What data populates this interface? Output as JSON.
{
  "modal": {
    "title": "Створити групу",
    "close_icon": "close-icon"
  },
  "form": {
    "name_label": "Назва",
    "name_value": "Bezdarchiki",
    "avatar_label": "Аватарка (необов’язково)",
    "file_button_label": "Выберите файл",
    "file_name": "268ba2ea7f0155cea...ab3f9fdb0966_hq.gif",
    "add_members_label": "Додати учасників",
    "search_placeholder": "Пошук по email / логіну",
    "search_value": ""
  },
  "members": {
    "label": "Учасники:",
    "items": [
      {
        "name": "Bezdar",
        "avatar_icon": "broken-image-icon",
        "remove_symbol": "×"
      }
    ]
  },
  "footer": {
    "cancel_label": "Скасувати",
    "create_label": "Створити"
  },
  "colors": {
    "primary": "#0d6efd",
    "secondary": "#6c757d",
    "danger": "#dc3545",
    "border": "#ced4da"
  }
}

------------------------------------

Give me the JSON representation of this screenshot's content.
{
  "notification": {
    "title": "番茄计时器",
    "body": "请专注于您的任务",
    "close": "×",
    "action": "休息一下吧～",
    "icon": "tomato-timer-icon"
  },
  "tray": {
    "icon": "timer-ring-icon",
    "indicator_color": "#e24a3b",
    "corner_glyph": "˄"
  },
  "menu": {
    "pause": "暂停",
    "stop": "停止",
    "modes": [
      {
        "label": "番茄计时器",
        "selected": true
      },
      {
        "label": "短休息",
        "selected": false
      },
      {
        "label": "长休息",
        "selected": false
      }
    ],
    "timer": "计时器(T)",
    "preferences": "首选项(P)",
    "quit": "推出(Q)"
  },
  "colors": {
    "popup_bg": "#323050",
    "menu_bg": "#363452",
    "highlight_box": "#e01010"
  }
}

------------------------------------

_STATED EXERCISE_: For the data above, state how many lines contain "icon"; the number is the whole answer.

_OUTPUT OF THE EXERCISE_: 4